JOB: Write out the whole listing again, exactly.

--------------------------------------------------

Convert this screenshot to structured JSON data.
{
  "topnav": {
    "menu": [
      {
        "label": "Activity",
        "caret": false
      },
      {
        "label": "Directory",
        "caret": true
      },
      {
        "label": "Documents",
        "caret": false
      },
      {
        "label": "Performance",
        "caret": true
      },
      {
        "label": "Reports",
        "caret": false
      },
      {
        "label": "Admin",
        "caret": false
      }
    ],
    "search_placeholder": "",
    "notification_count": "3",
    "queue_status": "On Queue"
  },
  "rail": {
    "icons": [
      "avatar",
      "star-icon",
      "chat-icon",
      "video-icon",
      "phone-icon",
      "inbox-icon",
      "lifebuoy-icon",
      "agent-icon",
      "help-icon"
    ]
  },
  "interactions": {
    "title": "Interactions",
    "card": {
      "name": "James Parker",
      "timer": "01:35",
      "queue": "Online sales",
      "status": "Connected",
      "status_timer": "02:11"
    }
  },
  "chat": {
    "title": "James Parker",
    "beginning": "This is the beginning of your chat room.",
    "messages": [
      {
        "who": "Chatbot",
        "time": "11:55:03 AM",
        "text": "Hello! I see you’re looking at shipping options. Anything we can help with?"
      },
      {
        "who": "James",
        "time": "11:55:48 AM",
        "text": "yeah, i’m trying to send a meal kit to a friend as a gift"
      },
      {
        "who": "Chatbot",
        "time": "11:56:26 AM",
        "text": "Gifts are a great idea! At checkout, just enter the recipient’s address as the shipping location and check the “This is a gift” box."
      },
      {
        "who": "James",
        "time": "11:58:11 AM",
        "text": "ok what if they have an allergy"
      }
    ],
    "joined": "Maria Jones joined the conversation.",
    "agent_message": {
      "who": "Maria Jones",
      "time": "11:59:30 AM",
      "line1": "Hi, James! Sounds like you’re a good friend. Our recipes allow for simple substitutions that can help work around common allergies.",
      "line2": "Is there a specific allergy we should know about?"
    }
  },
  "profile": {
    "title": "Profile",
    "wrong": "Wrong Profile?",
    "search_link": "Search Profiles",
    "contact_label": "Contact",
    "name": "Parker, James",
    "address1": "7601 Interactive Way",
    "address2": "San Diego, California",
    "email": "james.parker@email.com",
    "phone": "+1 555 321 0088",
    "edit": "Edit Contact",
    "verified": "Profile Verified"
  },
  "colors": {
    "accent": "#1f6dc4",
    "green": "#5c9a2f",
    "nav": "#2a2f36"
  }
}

--------------------------------------------------

WRITTEN SOLUTION:
Convert this screenshot to structured JSON data.
{
  "topnav": {
    "menu": [
      {
        "label": "Activity",
        "caret": false
      },
      {
        "label": "Directory",
        "caret": true
      },
      {
        "label": "Documents",
        "caret": false
      },
      {
        "label": "Performance",
        "caret": true
      },
      {
        "label": "Reports",
        "caret": false
      },
      {
        "label": "Admin",
        "caret": false
      }
    ],
    "search_placeholder": "",
    "notification_count": "3",
    "queue_status": "On Queue"
  },
  "rail": {
    "icons": [
      "avatar",
      "star-icon",
      "chat-icon",
      "video-icon",
      "phone-icon",
      "inbox-icon",
      "lifebuoy-icon",
      "agent-icon",
      "help-icon"
    ]
  },
  "interactions": {
    "title": "Interactions",
    "card": {
      "name": "James Parker",
      "timer": "01:35",
      "queue": "Online sales",
      "status": "Connected",
      "status_timer": "02:11"
    }
  },
  "chat": {
    "title": "James Parker",
    "beginning": "This is the beginning of your chat room.",
    "messages": [
      {
        "who": "Chatbot",
        "time": "11:55:03 AM",
        "text": "Hello! I see you’re looking at shipping options. Anything we can help with?"
      },
      {
        "who": "James",
        "time": "11:55:48 AM",
        "text": "yeah, i’m trying to send a meal kit to a friend as a gift"
      },
      {
        "who": "Chatbot",
        "time": "11:56:26 AM",
        "text": "Gifts are a great idea! At checkout, just enter the recipient’s address as the shipping location and check the “This is a gift” box."
      },
      {
        "who": "James",
        "time": "11:58:11 AM",
        "text": "ok what if they have an allergy"
      }
    ],
    "joined": "Maria Jones joined the conversation.",
    "agent_message": {
      "who": "Maria Jones",
      "time": "11:59:30 AM",
      "line1": "Hi, James! Sounds like you’re a good friend. Our recipes allow for simple substitutions that can help work around common allergies.",
      "line2": "Is there a specific allergy we should know about?"
    }
  },
  "profile": {
    "title": "Profile",
    "wrong": "Wrong Profile?",
    "search_link": "Search Profiles",
    "contact_label": "Contact",
    "name": "Parker, James",
    "address1": "7601 Interactive Way",
    "address2": "San Diego, California",
    "email": "james.parker@email.com",
    "phone": "+1 555 321 0088",
    "edit": "Edit Contact",
    "verified": "Profile Verified"
  },
  "colors": {
    "accent": "#1f6dc4",
    "green": "#5c9a2f",
    "nav": "#2a2f36"
  }
}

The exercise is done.